◆ What the task asks
Below are the records; locate each line with the word "contactos" and copy it.

◆ Extracted records
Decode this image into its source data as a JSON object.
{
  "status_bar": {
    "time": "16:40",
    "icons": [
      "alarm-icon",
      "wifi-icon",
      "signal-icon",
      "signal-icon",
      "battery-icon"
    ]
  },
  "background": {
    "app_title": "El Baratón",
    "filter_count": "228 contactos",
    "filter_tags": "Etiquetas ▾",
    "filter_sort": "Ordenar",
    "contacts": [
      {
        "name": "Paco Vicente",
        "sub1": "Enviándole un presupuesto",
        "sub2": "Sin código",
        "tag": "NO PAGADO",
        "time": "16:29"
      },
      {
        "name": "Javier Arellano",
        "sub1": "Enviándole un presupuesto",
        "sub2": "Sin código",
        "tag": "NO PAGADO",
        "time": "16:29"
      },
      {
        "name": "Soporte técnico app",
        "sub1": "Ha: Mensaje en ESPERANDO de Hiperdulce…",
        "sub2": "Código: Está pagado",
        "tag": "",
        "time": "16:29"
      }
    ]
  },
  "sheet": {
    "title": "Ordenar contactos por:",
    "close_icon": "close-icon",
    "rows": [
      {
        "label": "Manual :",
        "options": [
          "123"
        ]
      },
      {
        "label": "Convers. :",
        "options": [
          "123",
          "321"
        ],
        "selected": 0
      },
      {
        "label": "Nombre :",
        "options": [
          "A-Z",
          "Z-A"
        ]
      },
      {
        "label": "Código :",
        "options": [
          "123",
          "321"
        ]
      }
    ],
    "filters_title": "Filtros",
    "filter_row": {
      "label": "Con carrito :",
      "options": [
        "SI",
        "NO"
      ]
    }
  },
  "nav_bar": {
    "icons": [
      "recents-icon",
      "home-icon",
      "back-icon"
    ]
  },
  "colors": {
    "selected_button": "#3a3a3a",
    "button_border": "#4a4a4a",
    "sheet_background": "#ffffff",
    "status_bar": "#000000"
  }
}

◆ Exercise solution
    "filter_count": "228 contactos",
    "title": "Ordenar contactos por:",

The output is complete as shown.